## Requirements:
Copy all the entries below exactly, but not the pictures.

[Records from a data source]
------------------------------

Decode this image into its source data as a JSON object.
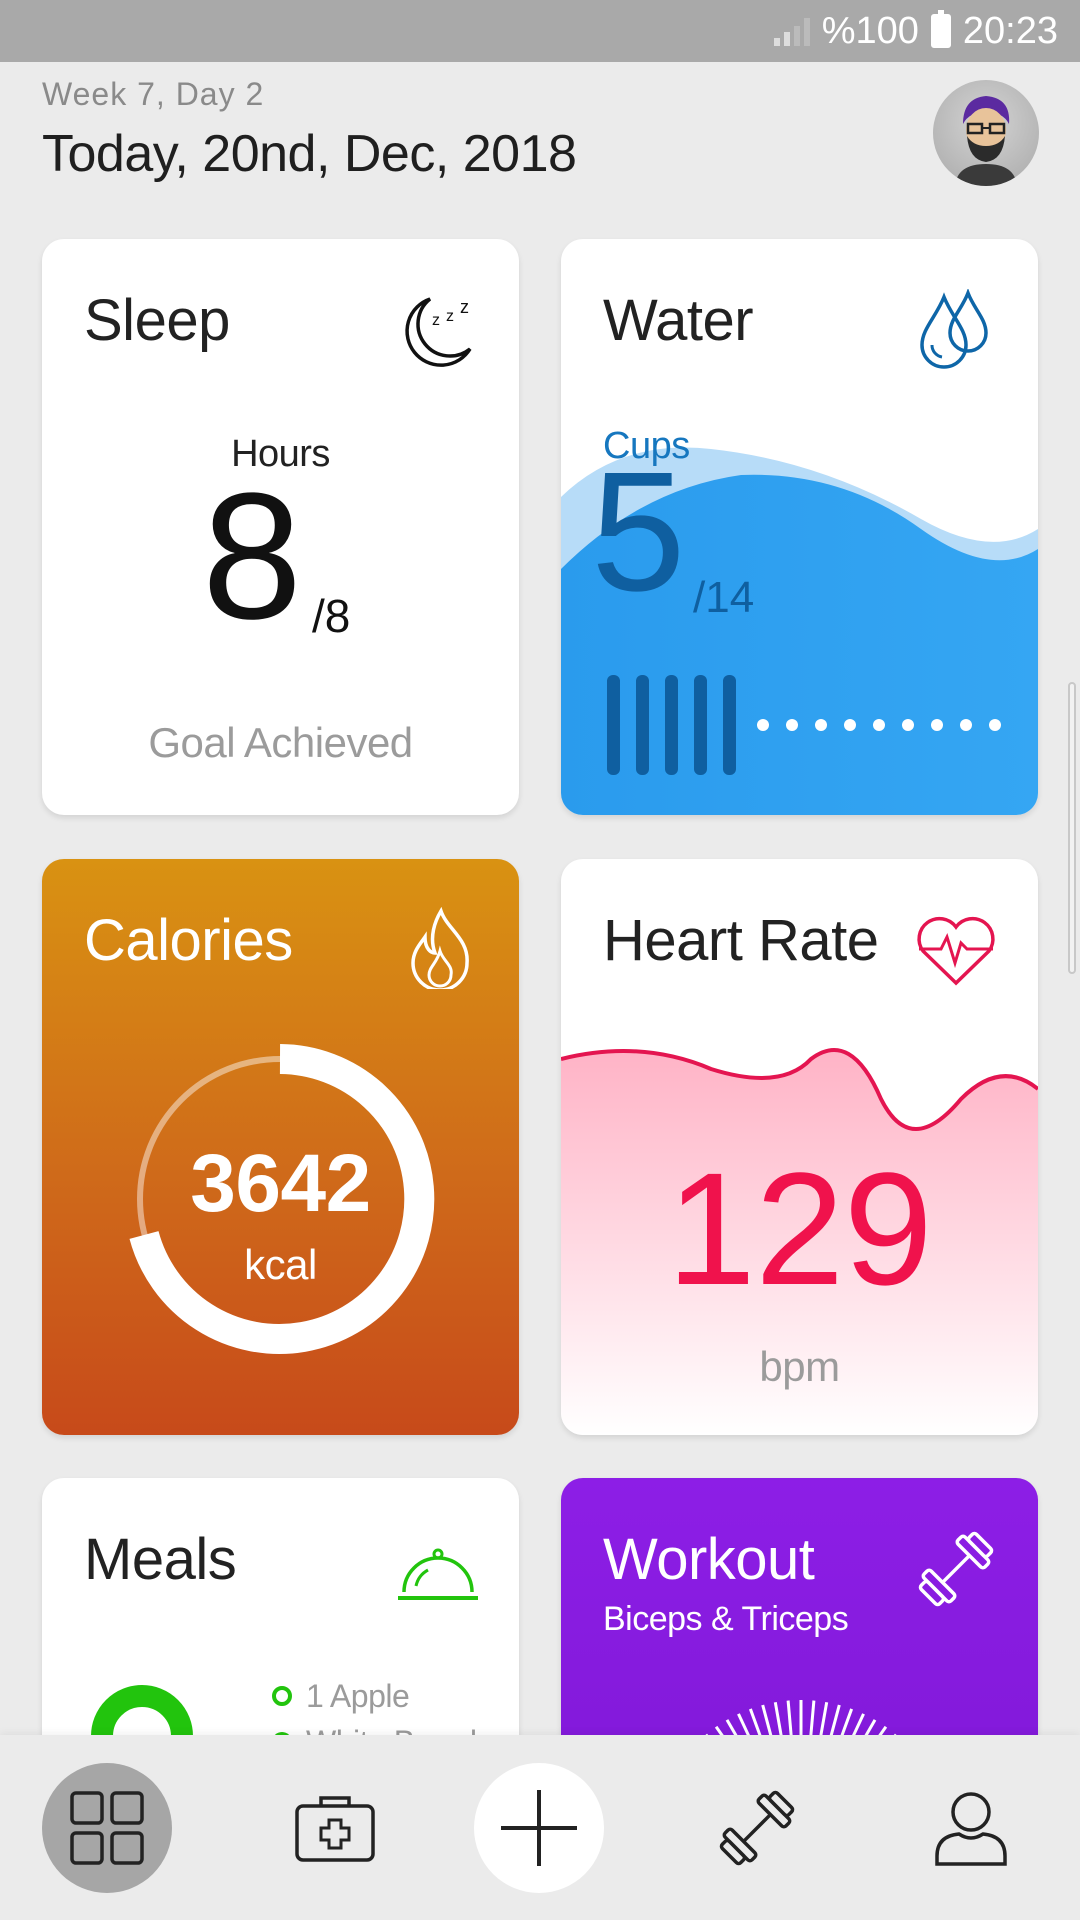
{
  "status_bar": {
    "battery": "%100",
    "time": "20:23"
  },
  "header": {
    "week": "Week 7, Day 2",
    "date": "Today, 20nd, Dec, 2018"
  },
  "sleep": {
    "title": "Sleep",
    "unit_label": "Hours",
    "value": "8",
    "goal": "/8",
    "status": "Goal Achieved"
  },
  "water": {
    "title": "Water",
    "unit_label": "Cups",
    "value": "5",
    "goal": "/14",
    "cups_filled": 5,
    "cups_total": 14
  },
  "calories": {
    "title": "Calories",
    "value": "3642",
    "unit": "kcal"
  },
  "heart_rate": {
    "title": "Heart Rate",
    "value": "129",
    "unit": "bpm"
  },
  "meals": {
    "title": "Meals",
    "items": [
      "1 Apple",
      "White Bread"
    ]
  },
  "workout": {
    "title": "Workout",
    "subtitle": "Biceps & Triceps"
  },
  "colors": {
    "water_blue": "#2d9cf0",
    "heart_red": "#f0124c",
    "meals_green": "#22c40d",
    "workout_purple": "#8d1ee6"
  }
}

------------------------------

## Right answer:
Decode this image into its source data as a JSON object.
{
  "status_bar": {
    "battery": "%100",
    "time": "20:23"
  },
  "header": {
    "week": "Week 7, Day 2",
    "date": "Today, 20nd, Dec, 2018"
  },
  "sleep": {
    "title": "Sleep",
    "unit_label": "Hours",
    "value": "8",
    "goal": "/8",
    "status": "Goal Achieved"
  },
  "water": {
    "title": "Water",
    "unit_label": "Cups",
    "value": "5",
    "goal": "/14",
    "cups_filled": 5,
    "cups_total": 14
  },
  "calories": {
    "title": "Calories",
    "value": "3642",
    "unit": "kcal"
  },
  "heart_rate": {
    "title": "Heart Rate",
    "value": "129",
    "unit": "bpm"
  },
  "meals": {
    "title": "Meals",
    "items": [
      "1 Apple",
      "White Bread"
    ]
  },
  "workout": {
    "title": "Workout",
    "subtitle": "Biceps & Triceps"
  },
  "colors": {
    "water_blue": "#2d9cf0",
    "heart_red": "#f0124c",
    "meals_green": "#22c40d",
    "workout_purple": "#8d1ee6"
  }
}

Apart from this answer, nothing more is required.